STATED GOAL: Copy, in full, each line of the material that holds the word "Weight".

DATA:
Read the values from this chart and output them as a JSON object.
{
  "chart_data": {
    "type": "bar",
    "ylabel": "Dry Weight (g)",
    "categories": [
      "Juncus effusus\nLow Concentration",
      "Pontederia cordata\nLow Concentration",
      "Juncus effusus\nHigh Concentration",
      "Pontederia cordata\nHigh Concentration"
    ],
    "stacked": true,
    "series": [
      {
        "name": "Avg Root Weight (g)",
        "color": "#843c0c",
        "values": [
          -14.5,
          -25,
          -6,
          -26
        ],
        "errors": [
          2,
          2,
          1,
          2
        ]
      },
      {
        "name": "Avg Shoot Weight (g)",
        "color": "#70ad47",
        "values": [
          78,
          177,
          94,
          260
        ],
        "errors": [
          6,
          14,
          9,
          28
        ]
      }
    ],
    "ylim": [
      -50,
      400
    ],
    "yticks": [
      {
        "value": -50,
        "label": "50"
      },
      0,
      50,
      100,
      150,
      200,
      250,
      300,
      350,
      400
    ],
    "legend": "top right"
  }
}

==

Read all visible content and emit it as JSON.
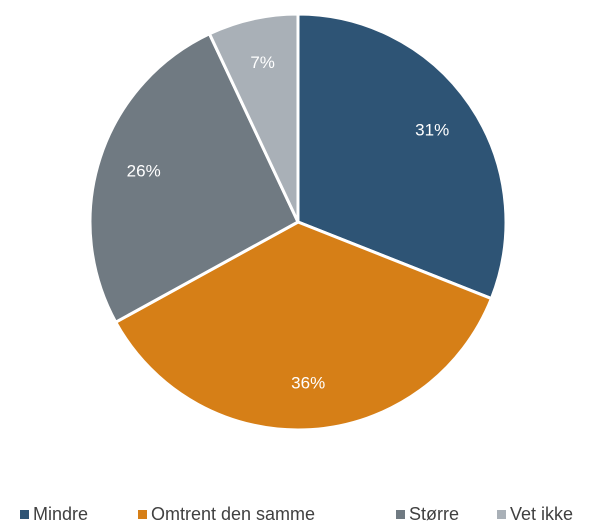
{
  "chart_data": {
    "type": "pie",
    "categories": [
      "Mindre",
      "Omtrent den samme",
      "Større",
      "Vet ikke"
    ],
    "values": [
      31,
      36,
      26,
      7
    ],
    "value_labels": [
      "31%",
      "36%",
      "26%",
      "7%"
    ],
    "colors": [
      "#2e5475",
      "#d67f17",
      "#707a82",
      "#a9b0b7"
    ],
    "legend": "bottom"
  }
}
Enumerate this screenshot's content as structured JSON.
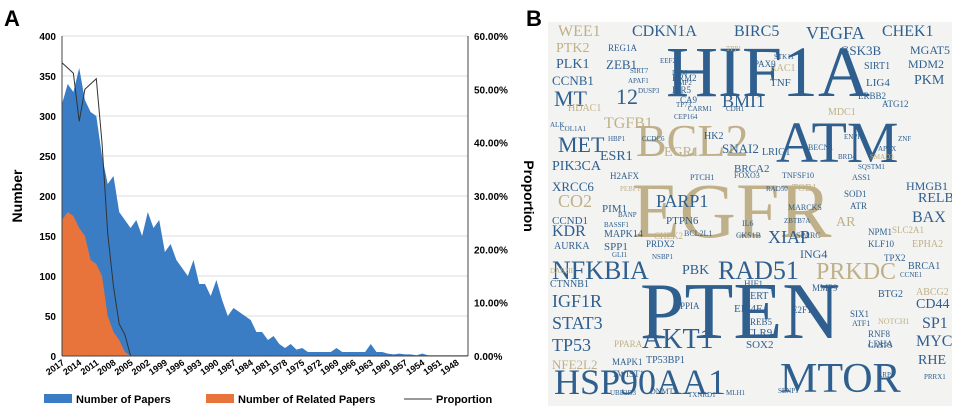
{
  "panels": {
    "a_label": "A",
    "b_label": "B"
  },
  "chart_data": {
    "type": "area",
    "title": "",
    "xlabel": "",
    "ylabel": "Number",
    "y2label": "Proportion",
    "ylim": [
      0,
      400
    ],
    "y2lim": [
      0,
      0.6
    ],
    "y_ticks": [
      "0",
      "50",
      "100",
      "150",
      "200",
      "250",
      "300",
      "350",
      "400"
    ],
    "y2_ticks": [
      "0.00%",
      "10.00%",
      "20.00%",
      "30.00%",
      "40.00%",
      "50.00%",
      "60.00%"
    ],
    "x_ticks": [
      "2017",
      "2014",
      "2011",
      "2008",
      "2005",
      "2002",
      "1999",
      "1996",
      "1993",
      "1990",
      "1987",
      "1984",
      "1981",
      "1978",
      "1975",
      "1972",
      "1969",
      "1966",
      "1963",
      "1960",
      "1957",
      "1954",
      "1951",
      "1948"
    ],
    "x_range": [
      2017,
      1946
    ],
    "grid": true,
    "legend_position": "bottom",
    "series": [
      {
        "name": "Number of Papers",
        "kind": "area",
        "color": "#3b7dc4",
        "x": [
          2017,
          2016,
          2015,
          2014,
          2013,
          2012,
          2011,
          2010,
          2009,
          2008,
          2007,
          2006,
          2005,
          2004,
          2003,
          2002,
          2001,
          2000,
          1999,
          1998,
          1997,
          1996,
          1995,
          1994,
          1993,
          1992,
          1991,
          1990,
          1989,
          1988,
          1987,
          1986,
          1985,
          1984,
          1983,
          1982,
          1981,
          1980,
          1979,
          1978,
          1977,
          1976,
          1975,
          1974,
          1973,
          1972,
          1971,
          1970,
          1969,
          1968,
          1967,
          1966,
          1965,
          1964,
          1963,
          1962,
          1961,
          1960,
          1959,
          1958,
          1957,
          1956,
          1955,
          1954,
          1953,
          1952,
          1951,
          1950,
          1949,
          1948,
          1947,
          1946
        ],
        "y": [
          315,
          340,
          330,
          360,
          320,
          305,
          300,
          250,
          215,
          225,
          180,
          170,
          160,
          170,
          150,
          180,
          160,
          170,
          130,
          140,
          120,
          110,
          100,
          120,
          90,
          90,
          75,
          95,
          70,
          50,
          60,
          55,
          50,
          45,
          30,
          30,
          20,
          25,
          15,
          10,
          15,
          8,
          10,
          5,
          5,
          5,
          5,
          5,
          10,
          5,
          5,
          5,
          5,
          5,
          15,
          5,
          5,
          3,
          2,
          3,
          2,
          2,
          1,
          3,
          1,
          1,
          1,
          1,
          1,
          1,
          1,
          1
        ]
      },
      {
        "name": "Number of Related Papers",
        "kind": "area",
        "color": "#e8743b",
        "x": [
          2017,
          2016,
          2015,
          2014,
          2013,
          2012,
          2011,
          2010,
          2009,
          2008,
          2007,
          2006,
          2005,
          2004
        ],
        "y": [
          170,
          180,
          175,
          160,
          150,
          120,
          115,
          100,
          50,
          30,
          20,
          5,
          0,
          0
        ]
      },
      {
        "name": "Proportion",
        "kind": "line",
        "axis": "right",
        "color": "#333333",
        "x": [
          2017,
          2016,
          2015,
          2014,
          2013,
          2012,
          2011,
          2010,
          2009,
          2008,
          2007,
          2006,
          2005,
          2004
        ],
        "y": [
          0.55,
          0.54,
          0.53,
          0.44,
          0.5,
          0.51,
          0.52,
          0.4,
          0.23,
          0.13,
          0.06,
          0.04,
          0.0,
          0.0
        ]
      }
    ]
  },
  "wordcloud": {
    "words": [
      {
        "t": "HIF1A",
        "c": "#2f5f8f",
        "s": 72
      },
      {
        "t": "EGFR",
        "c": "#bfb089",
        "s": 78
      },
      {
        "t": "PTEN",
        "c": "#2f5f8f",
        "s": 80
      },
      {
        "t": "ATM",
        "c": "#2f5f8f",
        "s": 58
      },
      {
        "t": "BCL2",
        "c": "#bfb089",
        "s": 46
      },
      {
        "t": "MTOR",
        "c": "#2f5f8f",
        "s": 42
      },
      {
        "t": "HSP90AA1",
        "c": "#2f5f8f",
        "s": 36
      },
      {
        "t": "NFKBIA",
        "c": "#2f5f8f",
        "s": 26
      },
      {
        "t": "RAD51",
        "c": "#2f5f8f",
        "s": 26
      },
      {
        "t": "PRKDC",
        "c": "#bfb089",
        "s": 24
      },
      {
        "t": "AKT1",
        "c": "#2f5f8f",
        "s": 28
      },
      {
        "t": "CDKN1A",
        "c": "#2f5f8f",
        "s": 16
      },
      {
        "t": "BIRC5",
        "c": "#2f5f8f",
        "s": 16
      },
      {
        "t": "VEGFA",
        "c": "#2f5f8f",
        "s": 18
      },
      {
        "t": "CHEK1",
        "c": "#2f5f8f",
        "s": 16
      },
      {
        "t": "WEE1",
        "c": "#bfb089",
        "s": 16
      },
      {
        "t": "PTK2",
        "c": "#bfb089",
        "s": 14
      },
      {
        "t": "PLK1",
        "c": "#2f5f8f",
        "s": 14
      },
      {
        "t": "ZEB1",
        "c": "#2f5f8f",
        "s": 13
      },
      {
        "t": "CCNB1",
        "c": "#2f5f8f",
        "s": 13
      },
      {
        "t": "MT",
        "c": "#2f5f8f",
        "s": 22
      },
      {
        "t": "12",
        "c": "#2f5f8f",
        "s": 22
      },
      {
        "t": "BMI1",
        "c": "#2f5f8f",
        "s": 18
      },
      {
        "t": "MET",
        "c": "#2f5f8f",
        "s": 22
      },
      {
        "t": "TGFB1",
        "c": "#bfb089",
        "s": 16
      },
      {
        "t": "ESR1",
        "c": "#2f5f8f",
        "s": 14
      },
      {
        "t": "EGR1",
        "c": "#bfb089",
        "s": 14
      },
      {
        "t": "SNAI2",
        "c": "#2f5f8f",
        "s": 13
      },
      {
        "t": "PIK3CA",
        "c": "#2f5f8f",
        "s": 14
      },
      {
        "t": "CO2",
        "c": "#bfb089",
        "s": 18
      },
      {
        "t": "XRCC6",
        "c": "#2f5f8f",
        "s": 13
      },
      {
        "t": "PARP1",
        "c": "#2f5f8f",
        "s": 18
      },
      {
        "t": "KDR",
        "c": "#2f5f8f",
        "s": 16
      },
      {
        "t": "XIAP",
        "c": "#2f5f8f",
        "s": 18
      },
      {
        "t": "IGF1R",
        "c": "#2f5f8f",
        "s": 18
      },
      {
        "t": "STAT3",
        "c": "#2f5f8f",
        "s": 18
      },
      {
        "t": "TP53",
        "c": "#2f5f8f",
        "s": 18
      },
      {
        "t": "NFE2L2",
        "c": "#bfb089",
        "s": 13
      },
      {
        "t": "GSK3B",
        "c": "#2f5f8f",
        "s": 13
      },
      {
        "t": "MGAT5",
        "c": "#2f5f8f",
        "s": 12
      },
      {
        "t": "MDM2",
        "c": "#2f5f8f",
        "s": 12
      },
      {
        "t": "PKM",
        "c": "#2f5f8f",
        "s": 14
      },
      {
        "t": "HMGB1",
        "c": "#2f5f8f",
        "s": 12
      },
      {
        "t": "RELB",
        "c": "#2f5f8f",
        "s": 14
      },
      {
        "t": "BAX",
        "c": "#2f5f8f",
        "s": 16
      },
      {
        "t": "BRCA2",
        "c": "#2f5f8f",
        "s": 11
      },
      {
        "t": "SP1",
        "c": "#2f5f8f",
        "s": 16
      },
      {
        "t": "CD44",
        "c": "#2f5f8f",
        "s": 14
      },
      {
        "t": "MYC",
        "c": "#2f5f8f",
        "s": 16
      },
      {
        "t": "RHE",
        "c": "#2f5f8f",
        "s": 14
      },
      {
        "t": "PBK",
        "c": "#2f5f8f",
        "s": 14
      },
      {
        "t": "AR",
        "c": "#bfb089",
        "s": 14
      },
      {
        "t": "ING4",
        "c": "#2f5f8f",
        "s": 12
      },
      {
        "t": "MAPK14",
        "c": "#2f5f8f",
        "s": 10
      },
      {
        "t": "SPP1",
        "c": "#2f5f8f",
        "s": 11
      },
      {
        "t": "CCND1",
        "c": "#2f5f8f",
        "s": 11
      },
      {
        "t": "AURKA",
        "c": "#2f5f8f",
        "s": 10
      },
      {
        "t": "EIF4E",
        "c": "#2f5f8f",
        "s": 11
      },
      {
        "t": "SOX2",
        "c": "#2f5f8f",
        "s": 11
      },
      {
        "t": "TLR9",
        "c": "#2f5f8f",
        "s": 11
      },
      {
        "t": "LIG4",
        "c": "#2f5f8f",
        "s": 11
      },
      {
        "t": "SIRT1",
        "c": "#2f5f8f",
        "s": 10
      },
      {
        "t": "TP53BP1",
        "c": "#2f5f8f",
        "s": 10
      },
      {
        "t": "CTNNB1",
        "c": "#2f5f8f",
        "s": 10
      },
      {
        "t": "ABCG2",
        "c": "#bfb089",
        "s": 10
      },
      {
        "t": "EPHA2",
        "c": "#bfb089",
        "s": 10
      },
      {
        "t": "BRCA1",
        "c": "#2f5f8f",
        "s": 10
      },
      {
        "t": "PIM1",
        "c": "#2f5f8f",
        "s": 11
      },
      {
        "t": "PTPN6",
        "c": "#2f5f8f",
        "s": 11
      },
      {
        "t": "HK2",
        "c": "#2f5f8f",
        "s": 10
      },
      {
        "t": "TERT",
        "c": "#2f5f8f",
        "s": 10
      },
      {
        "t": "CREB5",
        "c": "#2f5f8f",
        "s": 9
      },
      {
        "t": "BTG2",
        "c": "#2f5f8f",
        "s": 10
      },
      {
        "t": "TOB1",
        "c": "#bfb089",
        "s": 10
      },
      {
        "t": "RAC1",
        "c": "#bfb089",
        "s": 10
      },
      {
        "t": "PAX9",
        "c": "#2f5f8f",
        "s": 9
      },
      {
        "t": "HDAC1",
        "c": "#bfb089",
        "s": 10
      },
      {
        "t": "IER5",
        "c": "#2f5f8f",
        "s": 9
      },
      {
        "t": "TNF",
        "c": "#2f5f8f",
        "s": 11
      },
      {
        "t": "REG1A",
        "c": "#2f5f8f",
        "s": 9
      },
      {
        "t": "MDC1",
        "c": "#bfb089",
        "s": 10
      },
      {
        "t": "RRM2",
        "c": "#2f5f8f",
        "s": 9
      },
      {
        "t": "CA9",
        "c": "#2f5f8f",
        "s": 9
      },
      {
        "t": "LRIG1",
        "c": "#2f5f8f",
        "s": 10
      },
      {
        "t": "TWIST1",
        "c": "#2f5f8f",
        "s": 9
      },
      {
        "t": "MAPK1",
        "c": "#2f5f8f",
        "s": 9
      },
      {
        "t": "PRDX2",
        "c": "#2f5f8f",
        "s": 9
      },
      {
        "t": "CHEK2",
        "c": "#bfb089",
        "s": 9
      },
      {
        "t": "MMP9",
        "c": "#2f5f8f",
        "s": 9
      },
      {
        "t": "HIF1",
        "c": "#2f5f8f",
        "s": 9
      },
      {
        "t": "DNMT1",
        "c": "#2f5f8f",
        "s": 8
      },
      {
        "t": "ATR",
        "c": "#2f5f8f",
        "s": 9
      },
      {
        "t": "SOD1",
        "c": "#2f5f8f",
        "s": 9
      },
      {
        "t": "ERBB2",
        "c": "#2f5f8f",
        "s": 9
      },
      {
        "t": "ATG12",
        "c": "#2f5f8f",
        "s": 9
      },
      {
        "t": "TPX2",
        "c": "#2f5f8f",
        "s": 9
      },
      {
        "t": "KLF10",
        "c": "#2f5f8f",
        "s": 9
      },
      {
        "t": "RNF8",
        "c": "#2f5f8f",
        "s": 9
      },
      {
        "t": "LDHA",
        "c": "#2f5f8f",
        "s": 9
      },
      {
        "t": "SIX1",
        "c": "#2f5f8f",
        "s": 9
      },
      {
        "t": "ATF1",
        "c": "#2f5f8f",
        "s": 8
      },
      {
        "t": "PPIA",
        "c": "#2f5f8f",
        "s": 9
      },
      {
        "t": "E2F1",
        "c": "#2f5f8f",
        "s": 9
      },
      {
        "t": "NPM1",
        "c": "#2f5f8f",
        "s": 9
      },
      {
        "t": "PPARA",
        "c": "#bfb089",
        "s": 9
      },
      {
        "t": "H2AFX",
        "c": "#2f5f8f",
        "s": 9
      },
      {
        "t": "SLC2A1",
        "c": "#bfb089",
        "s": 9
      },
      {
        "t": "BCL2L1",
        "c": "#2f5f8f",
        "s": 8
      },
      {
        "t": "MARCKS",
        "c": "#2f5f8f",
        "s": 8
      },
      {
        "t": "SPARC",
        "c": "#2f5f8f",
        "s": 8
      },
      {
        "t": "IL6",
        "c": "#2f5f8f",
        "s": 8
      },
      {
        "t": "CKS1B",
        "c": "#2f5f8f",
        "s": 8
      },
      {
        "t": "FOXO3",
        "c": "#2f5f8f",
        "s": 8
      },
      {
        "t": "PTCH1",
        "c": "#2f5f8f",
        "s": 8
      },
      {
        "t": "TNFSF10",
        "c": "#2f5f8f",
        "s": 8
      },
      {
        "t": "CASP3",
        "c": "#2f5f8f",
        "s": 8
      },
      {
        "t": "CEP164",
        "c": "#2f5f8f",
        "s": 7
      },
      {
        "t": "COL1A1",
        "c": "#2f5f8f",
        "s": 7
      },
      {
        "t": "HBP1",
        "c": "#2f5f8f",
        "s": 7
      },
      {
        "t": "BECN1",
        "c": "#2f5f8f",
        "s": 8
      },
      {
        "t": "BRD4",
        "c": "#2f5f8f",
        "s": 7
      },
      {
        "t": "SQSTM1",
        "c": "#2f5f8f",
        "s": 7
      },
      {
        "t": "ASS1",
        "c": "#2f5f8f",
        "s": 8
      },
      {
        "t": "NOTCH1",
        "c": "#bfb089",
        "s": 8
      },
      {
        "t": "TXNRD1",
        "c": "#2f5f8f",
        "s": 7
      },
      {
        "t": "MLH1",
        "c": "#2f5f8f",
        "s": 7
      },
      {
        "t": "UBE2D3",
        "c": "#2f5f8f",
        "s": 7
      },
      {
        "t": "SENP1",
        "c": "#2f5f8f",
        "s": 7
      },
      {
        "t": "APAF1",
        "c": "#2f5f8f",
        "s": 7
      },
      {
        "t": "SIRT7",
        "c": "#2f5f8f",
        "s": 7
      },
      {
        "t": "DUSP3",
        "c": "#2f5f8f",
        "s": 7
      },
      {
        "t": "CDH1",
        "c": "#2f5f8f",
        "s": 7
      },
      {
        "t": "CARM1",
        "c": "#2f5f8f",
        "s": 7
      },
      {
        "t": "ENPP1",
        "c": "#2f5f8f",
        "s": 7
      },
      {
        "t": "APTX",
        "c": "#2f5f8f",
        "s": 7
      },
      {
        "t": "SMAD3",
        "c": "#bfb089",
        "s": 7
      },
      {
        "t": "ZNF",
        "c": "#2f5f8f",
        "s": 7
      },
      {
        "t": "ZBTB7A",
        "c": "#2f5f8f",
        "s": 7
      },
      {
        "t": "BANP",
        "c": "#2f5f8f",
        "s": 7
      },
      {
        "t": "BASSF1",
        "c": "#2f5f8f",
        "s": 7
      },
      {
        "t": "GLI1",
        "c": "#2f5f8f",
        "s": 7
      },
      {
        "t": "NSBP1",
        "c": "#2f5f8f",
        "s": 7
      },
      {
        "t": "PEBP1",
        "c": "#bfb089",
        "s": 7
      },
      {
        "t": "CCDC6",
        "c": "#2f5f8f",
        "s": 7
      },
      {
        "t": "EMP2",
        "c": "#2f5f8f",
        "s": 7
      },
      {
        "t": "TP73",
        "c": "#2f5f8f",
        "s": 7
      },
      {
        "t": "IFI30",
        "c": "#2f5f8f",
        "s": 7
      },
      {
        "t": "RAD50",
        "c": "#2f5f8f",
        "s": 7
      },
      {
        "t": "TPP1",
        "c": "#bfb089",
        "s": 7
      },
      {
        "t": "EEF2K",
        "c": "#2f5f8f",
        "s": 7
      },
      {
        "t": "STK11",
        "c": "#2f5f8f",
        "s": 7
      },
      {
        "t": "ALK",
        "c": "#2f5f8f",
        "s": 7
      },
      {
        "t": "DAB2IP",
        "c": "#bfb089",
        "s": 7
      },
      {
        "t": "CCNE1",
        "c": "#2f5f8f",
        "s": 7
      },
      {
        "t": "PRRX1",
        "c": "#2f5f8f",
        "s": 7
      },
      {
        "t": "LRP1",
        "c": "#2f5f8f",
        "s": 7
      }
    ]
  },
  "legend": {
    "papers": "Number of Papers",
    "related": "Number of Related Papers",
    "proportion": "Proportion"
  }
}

RESPONSE TO THE TASK:
    "ylabel": "Dry Weight (g)",
        "name": "Avg Root Weight (g)",
        "name": "Avg Shoot Weight (g)",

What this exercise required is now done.